BEGIN Records provided
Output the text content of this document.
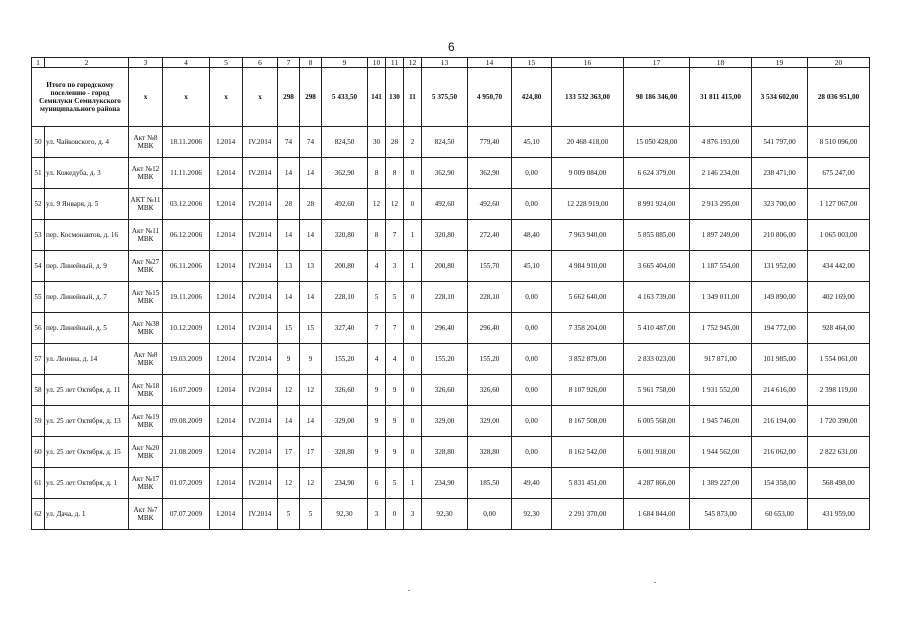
6
1	2	3	4	5	6	7	8	9	10	11	12	13	14	15	16	17	18	19	20
Итого по городскому поселению - город Семилуки Семилукского муниципального района		х	х	х	х	298	298	5 433,50	141	130	11	5 375,50	4 950,70	424,80	133 532 363,00	98 186 346,00	31 811 415,00	3 534 602,00	28 036 951,00
50	ул. Чайковского, д. 4	Акт №8 МВК	18.11.2006	I.2014	IV.2014	74	74	824,50	30	28	2	824,50	779,40	45,10	20 468 418,00	15 050 428,00	4 876 193,00	541 797,00	8 510 096,00
51	ул. Кожедуба, д. 3	Акт №12 МВК	11.11.2006	I.2014	IV.2014	14	14	362,90	8	8	0	362,90	362,90	0,00	9 009 084,00	6 624 379,00	2 146 234,00	238 471,00	675 247,00
52	ул. 9 Января, д. 5	АКТ №11 МВК	03.12.2006	I.2014	IV.2014	28	28	492,60	12	12	0	492,60	492,60	0,00	12 228 919,00	8 991 924,00	2 913 295,00	323 700,00	1 127 067,00
53	пер. Космонавтов, д. 16	Акт №11 МВК	06.12.2006	I.2014	IV.2014	14	14	320,80	8	7	1	320,80	272,40	48,40	7 963 940,00	5 855 885,00	1 897 249,00	210 806,00	1 065 003,00
54	пер. Линейный, д. 9	Акт №27 МВК	06.11.2006	I.2014	IV.2014	13	13	200,80	4	3	1	200,80	155,70	45,10	4 984 910,00	3 665 404,00	1 187 554,00	131 952,00	434 442,00
55	пер. Линейный, д. 7	Акт №15 МВК	19.11.2006	I.2014	IV.2014	14	14	228,10	5	5	0	228,10	228,10	0,00	5 662 640,00	4 163 739,00	1 349 011,00	149 890,00	402 169,00
56	пер. Линейный, д. 5	Акт №38 МВК	10.12.2009	I.2014	IV.2014	15	15	327,40	7	7	0	296,40	296,40	0,00	7 358 204,00	5 410 487,00	1 752 945,00	194 772,00	928 464,00
57	ул. Ленина, д. 14	Акт №8 МВК	19.03.2009	I.2014	IV.2014	9	9	155,20	4	4	0	155,20	155,20	0,00	3 852 879,00	2 833 023,00	917 871,00	101 985,00	1 554 061,00
58	ул. 25 лет Октября, д. 11	Акт №18 МВК	16.07.2009	I.2014	IV.2014	12	12	326,60	9	9	0	326,60	326,60	0,00	8 107 926,00	5 961 758,00	1 931 552,00	214 616,00	2 398 119,00
59	ул. 25 лет Октября, д. 13	Акт №19 МВК	09.08.2009	I.2014	IV.2014	14	14	329,00	9	9	0	329,00	329,00	0,00	8 167 508,00	6 005 568,00	1 945 746,00	216 194,00	1 720 390,00
60	ул. 25 лет Октября, д. 15	Акт №20 МВК	21.08.2009	I.2014	IV.2014	17	17	328,80	9	9	0	328,80	328,80	0,00	8 162 542,00	6 001 918,00	1 944 562,00	216 062,00	2 822 631,00
61	ул. 25 лет Октября, д. 1	Акт №17 МВК	01.07.2009	I.2014	IV.2014	12	12	234,90	6	5	1	234,90	185,50	49,40	5 831 451,00	4 287 866,00	1 389 227,00	154 358,00	568 498,00
62	ул. Дача, д. 1	Акт №7 МВК	07.07.2009	I.2014	IV.2014	5	5	92,30	3	0	3	92,30	0,00	92,30	2 291 370,00	1 684 844,00	545 873,00	60 653,00	431 959,00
END Records provided
Do this => Please write out all of the material above without changing a word, and omit any pictures.

Result of this task =>
Output the text content of this document.
6
1	2	3	4	5	6	7	8	9	10	11	12	13	14	15	16	17	18	19	20
Итого по городскому поселению - город Семилуки Семилукского муниципального района		х	х	х	х	298	298	5 433,50	141	130	11	5 375,50	4 950,70	424,80	133 532 363,00	98 186 346,00	31 811 415,00	3 534 602,00	28 036 951,00
50	ул. Чайковского, д. 4	Акт №8 МВК	18.11.2006	I.2014	IV.2014	74	74	824,50	30	28	2	824,50	779,40	45,10	20 468 418,00	15 050 428,00	4 876 193,00	541 797,00	8 510 096,00
51	ул. Кожедуба, д. 3	Акт №12 МВК	11.11.2006	I.2014	IV.2014	14	14	362,90	8	8	0	362,90	362,90	0,00	9 009 084,00	6 624 379,00	2 146 234,00	238 471,00	675 247,00
52	ул. 9 Января, д. 5	АКТ №11 МВК	03.12.2006	I.2014	IV.2014	28	28	492,60	12	12	0	492,60	492,60	0,00	12 228 919,00	8 991 924,00	2 913 295,00	323 700,00	1 127 067,00
53	пер. Космонавтов, д. 16	Акт №11 МВК	06.12.2006	I.2014	IV.2014	14	14	320,80	8	7	1	320,80	272,40	48,40	7 963 940,00	5 855 885,00	1 897 249,00	210 806,00	1 065 003,00
54	пер. Линейный, д. 9	Акт №27 МВК	06.11.2006	I.2014	IV.2014	13	13	200,80	4	3	1	200,80	155,70	45,10	4 984 910,00	3 665 404,00	1 187 554,00	131 952,00	434 442,00
55	пер. Линейный, д. 7	Акт №15 МВК	19.11.2006	I.2014	IV.2014	14	14	228,10	5	5	0	228,10	228,10	0,00	5 662 640,00	4 163 739,00	1 349 011,00	149 890,00	402 169,00
56	пер. Линейный, д. 5	Акт №38 МВК	10.12.2009	I.2014	IV.2014	15	15	327,40	7	7	0	296,40	296,40	0,00	7 358 204,00	5 410 487,00	1 752 945,00	194 772,00	928 464,00
57	ул. Ленина, д. 14	Акт №8 МВК	19.03.2009	I.2014	IV.2014	9	9	155,20	4	4	0	155,20	155,20	0,00	3 852 879,00	2 833 023,00	917 871,00	101 985,00	1 554 061,00
58	ул. 25 лет Октября, д. 11	Акт №18 МВК	16.07.2009	I.2014	IV.2014	12	12	326,60	9	9	0	326,60	326,60	0,00	8 107 926,00	5 961 758,00	1 931 552,00	214 616,00	2 398 119,00
59	ул. 25 лет Октября, д. 13	Акт №19 МВК	09.08.2009	I.2014	IV.2014	14	14	329,00	9	9	0	329,00	329,00	0,00	8 167 508,00	6 005 568,00	1 945 746,00	216 194,00	1 720 390,00
60	ул. 25 лет Октября, д. 15	Акт №20 МВК	21.08.2009	I.2014	IV.2014	17	17	328,80	9	9	0	328,80	328,80	0,00	8 162 542,00	6 001 918,00	1 944 562,00	216 062,00	2 822 631,00
61	ул. 25 лет Октября, д. 1	Акт №17 МВК	01.07.2009	I.2014	IV.2014	12	12	234,90	6	5	1	234,90	185,50	49,40	5 831 451,00	4 287 866,00	1 389 227,00	154 358,00	568 498,00
62	ул. Дача, д. 1	Акт №7 МВК	07.07.2009	I.2014	IV.2014	5	5	92,30	3	0	3	92,30	0,00	92,30	2 291 370,00	1 684 844,00	545 873,00	60 653,00	431 959,00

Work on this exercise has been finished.